Objective —
Reply with one number only: the count of lines below that contain the word "Татьяна".

** BEGIN Records for this task **

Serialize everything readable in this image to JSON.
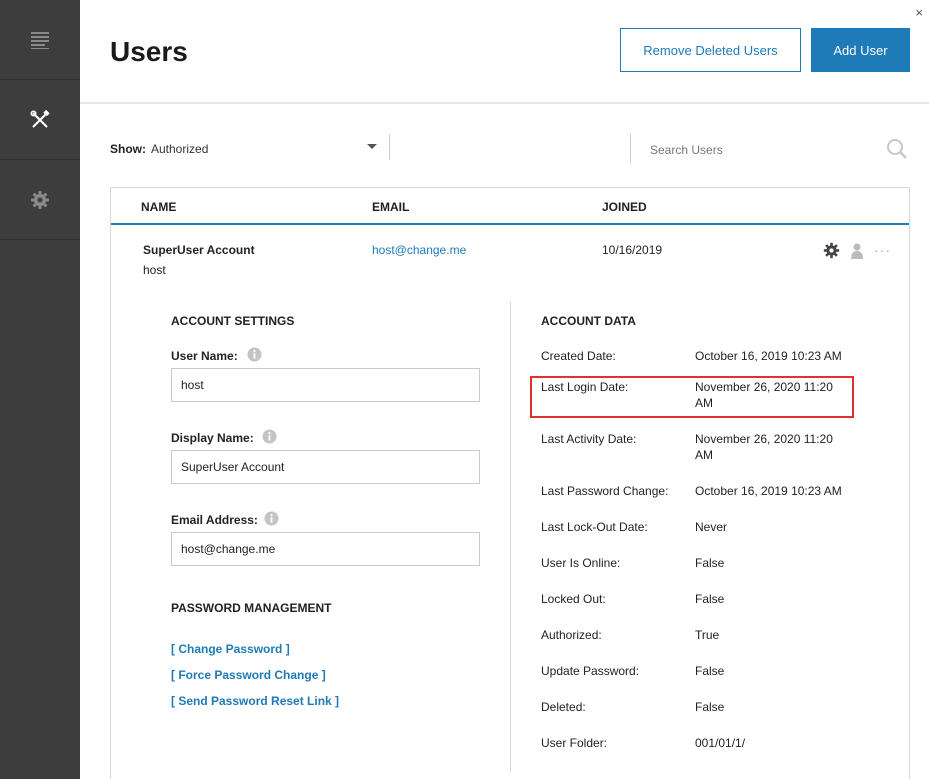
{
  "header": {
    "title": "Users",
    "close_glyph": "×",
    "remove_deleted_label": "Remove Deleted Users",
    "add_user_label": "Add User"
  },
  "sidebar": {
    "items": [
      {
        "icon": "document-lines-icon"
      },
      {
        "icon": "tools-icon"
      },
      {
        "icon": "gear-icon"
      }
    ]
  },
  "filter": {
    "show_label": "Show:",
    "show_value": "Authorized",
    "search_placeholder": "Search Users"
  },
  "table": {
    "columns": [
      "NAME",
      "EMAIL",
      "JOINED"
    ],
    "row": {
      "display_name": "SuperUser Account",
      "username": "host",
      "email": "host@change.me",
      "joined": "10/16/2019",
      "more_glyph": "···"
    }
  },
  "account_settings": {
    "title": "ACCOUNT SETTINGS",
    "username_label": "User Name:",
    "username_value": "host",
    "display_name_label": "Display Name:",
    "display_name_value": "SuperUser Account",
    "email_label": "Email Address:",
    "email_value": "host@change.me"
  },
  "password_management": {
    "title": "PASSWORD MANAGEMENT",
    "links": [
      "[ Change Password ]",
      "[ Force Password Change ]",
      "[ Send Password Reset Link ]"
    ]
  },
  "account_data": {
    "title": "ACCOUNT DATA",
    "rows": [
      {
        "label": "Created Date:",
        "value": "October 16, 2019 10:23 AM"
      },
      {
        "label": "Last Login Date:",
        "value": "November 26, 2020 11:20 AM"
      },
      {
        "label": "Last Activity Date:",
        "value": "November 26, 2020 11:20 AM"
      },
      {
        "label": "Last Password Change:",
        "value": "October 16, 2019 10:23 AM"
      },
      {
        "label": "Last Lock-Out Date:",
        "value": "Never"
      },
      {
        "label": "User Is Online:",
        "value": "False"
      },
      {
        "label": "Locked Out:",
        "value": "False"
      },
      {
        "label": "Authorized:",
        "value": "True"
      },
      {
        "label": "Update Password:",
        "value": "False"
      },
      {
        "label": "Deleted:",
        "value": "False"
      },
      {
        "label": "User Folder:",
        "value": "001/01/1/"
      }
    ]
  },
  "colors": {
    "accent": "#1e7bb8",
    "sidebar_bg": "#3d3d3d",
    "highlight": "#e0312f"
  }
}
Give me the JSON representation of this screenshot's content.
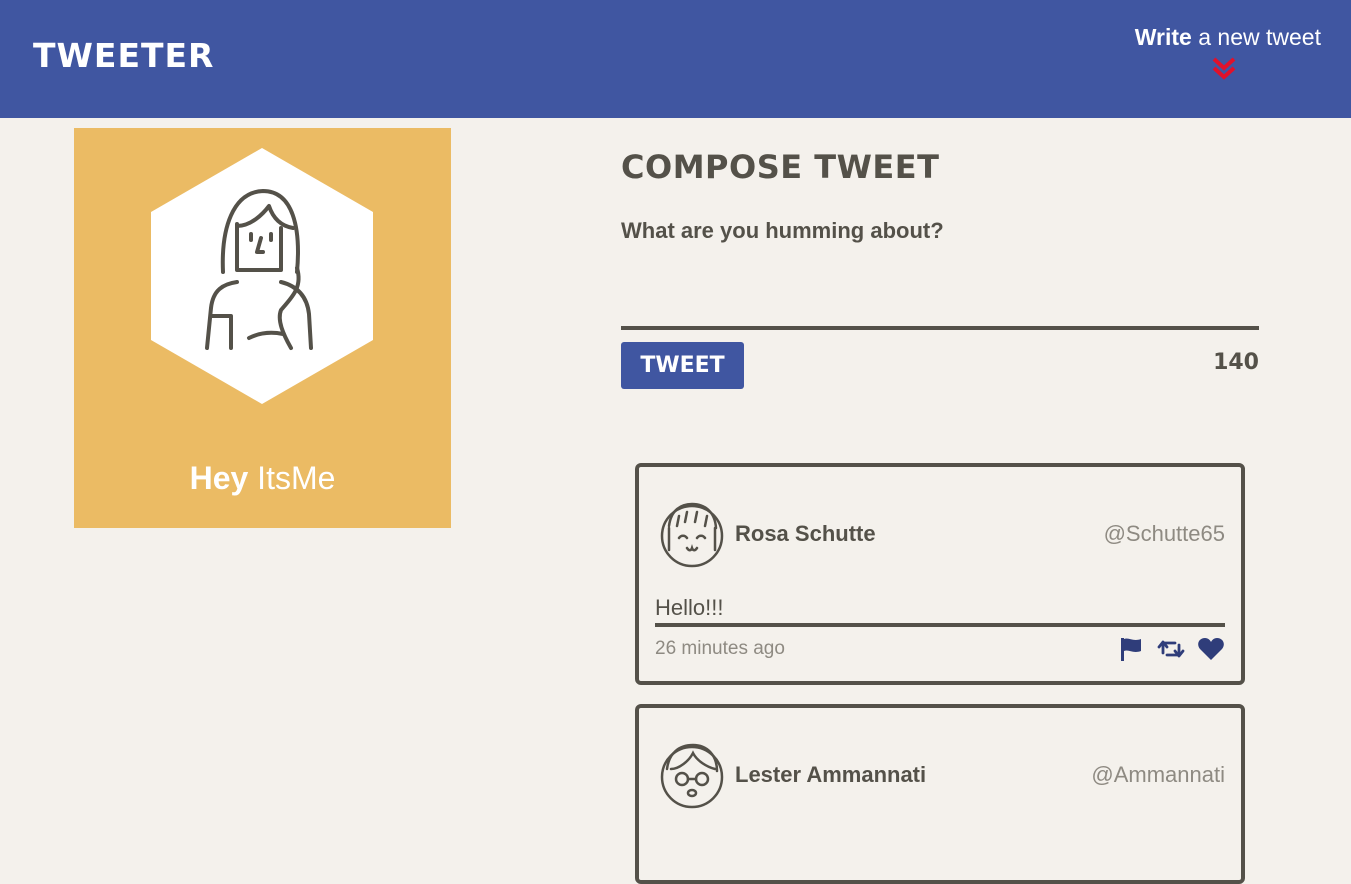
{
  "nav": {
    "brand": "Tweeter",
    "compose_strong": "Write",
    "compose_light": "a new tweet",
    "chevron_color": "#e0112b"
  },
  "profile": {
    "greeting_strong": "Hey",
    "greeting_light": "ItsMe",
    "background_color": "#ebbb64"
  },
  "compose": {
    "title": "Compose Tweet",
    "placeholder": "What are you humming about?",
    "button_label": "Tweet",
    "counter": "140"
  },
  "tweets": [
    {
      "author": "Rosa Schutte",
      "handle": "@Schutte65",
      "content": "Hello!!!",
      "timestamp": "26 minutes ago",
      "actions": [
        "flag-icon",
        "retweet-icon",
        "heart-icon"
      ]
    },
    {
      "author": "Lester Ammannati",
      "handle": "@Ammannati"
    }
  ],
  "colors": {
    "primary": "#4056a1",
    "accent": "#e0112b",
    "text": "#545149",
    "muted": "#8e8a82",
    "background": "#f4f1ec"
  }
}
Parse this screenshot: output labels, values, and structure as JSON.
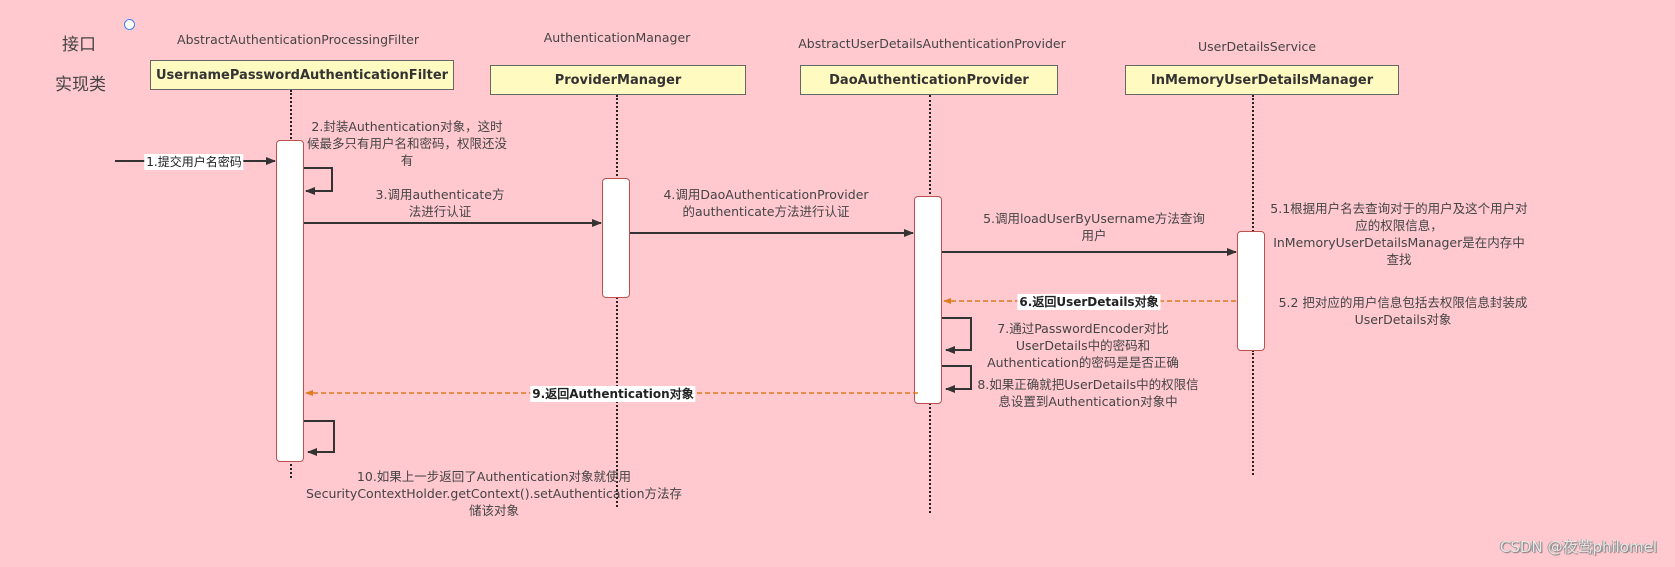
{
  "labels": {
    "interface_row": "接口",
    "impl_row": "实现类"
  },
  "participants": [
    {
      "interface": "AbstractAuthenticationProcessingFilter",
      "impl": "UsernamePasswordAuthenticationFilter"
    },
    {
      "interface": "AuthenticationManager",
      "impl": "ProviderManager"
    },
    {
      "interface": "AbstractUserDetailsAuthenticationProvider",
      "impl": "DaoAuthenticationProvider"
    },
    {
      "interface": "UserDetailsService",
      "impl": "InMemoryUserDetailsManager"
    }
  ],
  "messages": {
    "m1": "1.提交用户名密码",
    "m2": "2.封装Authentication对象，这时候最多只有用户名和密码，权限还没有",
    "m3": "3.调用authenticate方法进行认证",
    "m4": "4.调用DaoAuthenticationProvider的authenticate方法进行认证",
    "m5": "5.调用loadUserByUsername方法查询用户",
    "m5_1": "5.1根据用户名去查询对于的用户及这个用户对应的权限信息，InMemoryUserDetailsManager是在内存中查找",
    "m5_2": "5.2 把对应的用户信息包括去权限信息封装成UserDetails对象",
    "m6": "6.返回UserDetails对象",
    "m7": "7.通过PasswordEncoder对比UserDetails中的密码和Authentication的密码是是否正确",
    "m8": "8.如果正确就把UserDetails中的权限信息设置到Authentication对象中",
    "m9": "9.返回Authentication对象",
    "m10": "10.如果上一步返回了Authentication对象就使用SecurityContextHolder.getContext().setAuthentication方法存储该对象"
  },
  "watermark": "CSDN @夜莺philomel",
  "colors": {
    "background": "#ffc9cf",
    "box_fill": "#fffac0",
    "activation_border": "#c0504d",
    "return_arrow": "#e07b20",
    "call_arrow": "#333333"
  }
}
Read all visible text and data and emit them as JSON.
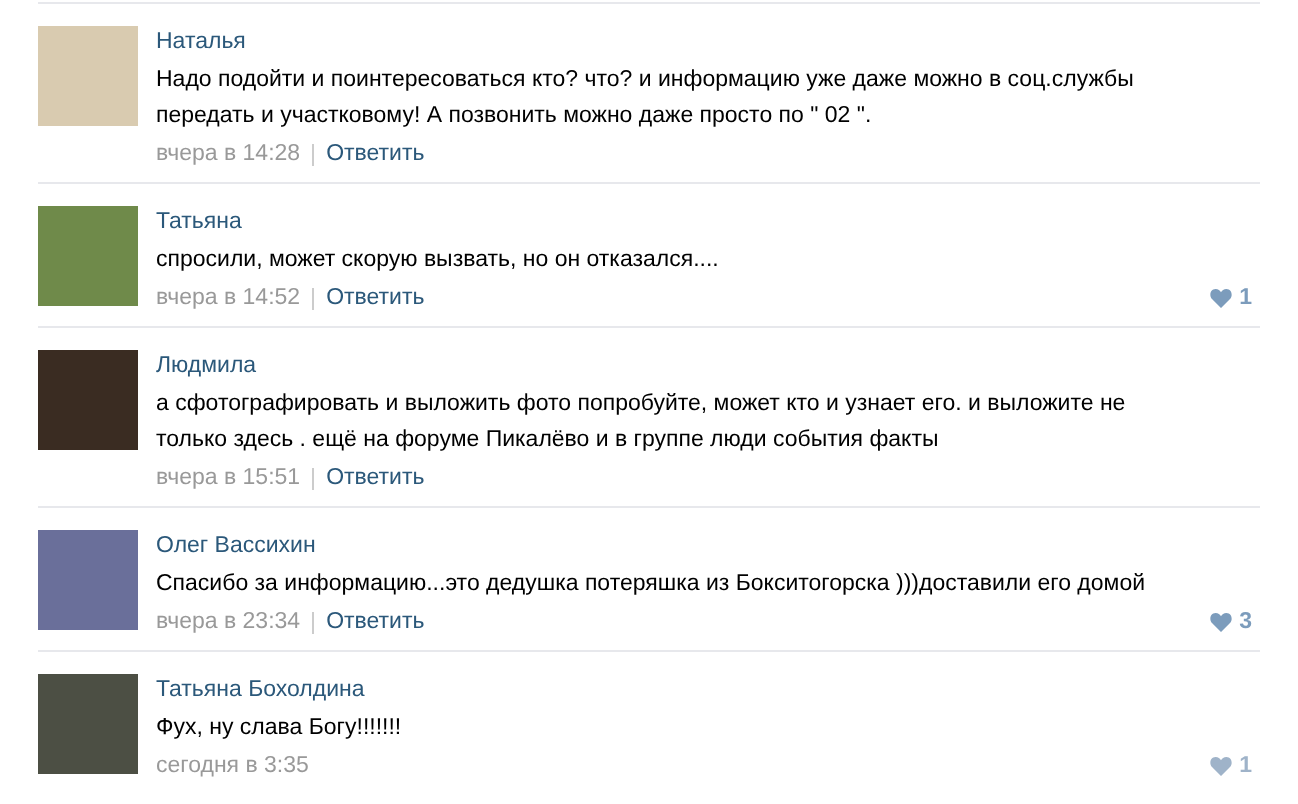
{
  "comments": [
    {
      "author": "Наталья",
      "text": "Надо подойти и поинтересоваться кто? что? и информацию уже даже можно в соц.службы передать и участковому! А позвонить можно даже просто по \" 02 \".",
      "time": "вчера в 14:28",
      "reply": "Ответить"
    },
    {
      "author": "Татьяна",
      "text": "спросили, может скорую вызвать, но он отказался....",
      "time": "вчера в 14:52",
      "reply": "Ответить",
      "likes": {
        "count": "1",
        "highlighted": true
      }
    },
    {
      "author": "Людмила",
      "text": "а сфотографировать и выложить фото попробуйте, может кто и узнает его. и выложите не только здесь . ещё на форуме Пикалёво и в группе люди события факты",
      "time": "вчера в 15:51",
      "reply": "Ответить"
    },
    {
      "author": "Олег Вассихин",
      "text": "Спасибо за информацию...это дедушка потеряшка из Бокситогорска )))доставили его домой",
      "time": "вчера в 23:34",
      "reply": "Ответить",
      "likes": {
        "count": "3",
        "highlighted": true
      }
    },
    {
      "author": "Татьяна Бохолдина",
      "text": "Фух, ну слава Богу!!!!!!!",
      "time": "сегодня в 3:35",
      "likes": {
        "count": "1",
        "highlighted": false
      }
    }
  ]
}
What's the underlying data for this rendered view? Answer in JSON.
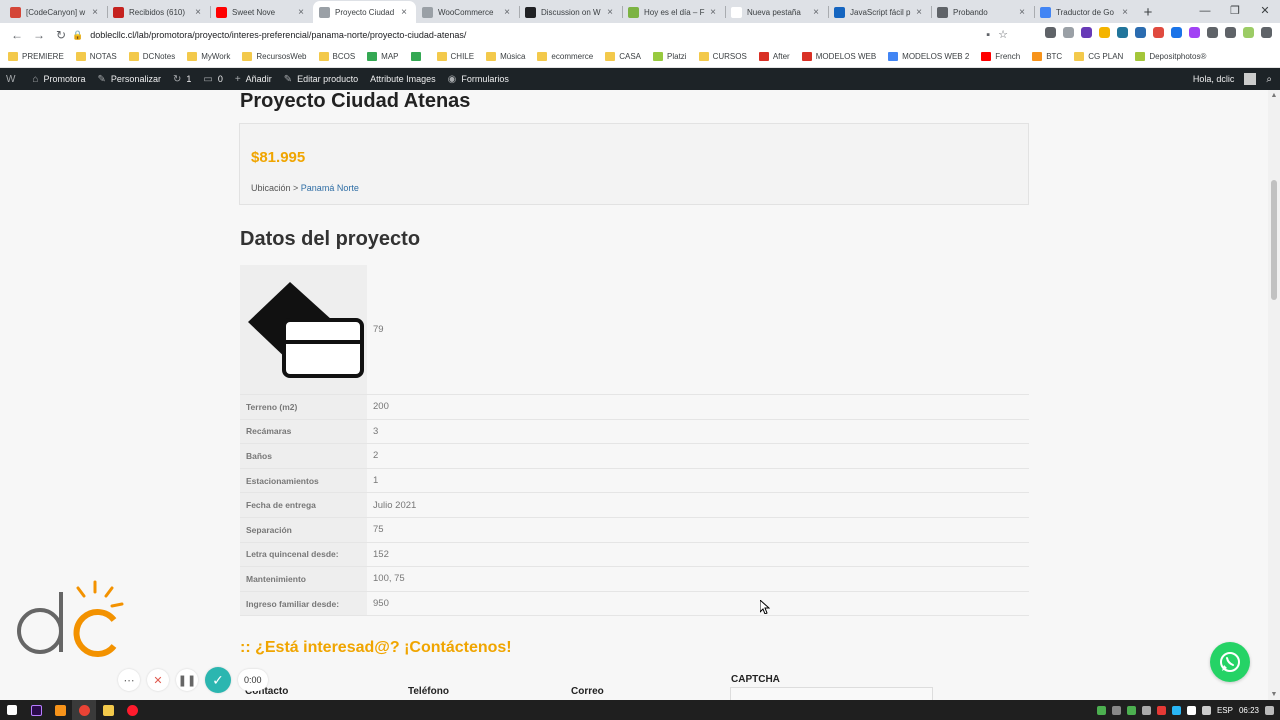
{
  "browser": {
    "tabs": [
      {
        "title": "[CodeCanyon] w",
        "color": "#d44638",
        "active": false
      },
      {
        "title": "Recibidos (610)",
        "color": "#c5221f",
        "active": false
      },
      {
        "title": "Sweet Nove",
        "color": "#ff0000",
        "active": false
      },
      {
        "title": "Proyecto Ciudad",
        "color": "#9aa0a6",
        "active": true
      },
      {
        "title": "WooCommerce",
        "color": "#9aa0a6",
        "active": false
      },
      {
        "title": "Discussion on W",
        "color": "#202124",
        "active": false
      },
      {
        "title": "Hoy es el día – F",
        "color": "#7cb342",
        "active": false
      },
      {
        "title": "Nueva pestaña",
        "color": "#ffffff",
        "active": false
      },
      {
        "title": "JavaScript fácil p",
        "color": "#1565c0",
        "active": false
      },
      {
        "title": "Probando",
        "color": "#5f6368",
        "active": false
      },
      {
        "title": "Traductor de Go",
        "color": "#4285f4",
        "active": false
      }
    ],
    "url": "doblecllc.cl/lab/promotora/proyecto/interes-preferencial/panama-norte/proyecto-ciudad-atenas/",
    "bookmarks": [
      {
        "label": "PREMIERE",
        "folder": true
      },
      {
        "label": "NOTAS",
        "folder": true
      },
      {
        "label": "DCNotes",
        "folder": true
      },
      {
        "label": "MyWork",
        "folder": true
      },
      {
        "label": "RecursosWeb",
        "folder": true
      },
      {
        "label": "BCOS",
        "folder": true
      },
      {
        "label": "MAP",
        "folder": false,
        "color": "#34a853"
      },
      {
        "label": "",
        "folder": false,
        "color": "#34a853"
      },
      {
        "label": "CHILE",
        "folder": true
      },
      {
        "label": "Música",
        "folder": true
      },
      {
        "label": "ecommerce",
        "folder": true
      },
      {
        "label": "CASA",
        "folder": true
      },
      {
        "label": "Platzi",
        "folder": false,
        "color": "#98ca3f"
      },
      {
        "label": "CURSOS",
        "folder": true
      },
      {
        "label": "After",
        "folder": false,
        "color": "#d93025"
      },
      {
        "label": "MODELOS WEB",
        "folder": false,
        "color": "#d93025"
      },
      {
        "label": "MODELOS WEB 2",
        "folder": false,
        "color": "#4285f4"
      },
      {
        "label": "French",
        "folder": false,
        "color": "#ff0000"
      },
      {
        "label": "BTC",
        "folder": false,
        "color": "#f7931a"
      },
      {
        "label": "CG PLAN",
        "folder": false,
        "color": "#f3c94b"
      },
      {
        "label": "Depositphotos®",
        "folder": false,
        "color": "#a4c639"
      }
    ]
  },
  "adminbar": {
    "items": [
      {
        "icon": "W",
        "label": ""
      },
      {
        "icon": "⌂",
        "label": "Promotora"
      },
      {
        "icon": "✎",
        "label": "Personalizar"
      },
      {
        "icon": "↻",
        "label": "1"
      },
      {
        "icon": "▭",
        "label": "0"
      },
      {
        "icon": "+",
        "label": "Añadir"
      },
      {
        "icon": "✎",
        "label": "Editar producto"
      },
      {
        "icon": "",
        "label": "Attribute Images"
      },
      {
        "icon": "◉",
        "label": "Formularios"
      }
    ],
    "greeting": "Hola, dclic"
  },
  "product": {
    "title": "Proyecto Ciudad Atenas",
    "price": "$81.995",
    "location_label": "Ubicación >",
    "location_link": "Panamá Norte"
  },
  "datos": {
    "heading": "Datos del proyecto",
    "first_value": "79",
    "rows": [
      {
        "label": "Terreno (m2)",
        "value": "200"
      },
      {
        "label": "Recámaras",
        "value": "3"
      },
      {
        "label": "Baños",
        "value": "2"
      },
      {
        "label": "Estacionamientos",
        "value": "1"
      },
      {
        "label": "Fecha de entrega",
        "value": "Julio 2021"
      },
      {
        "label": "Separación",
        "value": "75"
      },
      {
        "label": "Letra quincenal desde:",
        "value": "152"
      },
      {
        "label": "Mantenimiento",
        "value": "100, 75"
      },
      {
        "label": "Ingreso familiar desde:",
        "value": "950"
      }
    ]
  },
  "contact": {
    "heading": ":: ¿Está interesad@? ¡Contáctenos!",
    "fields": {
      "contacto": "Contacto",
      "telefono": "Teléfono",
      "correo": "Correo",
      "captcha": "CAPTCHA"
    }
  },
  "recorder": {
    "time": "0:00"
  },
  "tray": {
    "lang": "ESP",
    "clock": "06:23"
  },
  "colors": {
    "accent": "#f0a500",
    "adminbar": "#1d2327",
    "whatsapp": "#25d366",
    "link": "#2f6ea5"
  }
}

** END Records for this task **

Written answer —
2